*課題の指示*
最初の行から「polarity plus left xyxy=(432,354,458,380)」を含む行までを、両端の行も含めて一字一句変えずに出力してください。

*空間レイアウトデータ*
####

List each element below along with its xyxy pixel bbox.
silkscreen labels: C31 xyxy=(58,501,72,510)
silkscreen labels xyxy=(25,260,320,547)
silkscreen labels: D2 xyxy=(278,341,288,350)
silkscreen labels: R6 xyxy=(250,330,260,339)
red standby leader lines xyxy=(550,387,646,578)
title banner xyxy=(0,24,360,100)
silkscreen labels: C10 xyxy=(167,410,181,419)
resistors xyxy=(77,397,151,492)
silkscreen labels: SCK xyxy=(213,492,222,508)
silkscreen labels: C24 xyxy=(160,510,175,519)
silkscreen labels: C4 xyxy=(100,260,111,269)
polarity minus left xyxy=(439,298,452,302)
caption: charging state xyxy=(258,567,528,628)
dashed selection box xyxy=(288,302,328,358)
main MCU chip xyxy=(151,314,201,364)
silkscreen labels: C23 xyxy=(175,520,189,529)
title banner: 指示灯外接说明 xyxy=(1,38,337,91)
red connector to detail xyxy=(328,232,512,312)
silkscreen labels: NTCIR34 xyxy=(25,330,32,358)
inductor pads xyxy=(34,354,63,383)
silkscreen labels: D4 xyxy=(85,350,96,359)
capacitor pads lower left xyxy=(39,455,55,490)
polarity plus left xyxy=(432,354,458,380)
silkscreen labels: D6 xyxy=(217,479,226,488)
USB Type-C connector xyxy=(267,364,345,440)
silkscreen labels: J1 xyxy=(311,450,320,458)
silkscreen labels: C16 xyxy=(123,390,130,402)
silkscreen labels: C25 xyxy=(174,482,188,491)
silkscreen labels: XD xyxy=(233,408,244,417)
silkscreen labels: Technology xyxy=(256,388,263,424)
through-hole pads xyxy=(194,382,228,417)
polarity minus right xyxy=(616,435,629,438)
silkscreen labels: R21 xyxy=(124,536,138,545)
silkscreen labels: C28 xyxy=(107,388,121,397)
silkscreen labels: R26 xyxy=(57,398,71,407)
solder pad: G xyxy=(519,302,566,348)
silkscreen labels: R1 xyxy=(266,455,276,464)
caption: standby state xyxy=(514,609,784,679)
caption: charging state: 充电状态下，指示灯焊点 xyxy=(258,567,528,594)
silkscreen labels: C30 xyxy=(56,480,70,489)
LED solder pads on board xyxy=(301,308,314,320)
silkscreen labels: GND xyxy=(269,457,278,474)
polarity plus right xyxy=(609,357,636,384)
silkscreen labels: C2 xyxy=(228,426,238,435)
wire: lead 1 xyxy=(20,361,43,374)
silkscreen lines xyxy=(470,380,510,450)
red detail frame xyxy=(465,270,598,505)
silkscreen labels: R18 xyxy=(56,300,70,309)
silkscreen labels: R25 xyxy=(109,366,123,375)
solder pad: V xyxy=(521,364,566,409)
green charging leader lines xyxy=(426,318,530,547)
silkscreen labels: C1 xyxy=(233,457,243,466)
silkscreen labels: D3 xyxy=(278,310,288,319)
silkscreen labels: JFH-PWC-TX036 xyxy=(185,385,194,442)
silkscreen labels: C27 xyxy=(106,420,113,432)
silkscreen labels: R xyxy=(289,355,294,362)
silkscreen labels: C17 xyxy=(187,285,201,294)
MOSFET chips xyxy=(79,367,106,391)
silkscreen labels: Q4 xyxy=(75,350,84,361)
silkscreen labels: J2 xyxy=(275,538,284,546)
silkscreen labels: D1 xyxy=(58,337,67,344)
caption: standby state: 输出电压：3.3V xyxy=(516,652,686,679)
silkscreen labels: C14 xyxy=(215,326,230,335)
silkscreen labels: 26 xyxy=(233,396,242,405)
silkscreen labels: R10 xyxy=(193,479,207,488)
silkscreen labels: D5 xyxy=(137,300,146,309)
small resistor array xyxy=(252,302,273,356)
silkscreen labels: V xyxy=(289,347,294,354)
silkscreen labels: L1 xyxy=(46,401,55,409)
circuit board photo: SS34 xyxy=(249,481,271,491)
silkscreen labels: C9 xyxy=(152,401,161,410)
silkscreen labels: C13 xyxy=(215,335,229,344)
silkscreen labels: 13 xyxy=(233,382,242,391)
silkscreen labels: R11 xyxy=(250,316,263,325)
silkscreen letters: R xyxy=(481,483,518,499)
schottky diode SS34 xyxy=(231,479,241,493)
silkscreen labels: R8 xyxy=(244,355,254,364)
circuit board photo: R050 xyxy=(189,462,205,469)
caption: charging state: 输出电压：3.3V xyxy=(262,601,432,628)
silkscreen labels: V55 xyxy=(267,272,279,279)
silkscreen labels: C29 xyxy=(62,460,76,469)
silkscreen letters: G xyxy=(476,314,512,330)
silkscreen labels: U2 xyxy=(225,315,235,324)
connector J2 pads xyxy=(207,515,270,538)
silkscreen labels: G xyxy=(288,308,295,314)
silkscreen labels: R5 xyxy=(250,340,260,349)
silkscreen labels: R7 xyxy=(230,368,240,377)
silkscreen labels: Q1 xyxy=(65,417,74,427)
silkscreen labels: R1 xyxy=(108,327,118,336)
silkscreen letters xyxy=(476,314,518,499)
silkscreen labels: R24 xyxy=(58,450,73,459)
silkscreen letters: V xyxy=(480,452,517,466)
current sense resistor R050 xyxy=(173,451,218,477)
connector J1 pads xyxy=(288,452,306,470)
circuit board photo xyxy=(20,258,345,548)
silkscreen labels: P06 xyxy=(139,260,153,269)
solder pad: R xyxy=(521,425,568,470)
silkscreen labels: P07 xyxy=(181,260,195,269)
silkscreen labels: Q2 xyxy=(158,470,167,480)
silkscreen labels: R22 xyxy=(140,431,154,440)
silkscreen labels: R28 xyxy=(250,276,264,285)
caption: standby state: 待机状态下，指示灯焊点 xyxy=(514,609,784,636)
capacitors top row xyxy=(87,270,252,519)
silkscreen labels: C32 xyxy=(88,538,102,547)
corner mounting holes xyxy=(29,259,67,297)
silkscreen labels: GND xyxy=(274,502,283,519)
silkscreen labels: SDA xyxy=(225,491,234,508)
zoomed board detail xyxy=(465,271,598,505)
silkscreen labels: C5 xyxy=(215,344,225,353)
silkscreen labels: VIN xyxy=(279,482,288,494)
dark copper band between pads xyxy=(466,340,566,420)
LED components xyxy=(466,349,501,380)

####

*課題の解答*
List each element below along with its xyxy pixel bbox.
silkscreen labels: C31 xyxy=(58,501,72,510)
silkscreen labels xyxy=(25,260,320,547)
silkscreen labels: D2 xyxy=(278,341,288,350)
silkscreen labels: R6 xyxy=(250,330,260,339)
red standby leader lines xyxy=(550,387,646,578)
title banner xyxy=(0,24,360,100)
silkscreen labels: C10 xyxy=(167,410,181,419)
resistors xyxy=(77,397,151,492)
silkscreen labels: SCK xyxy=(213,492,222,508)
silkscreen labels: C24 xyxy=(160,510,175,519)
silkscreen labels: C4 xyxy=(100,260,111,269)
polarity minus left xyxy=(439,298,452,302)
caption: charging state xyxy=(258,567,528,628)
dashed selection box xyxy=(288,302,328,358)
main MCU chip xyxy=(151,314,201,364)
silkscreen labels: C23 xyxy=(175,520,189,529)
title banner: 指示灯外接说明 xyxy=(1,38,337,91)
red connector to detail xyxy=(328,232,512,312)
silkscreen labels: NTCIR34 xyxy=(25,330,32,358)
inductor pads xyxy=(34,354,63,383)
silkscreen labels: D4 xyxy=(85,350,96,359)
capacitor pads lower left xyxy=(39,455,55,490)
polarity plus left xyxy=(432,354,458,380)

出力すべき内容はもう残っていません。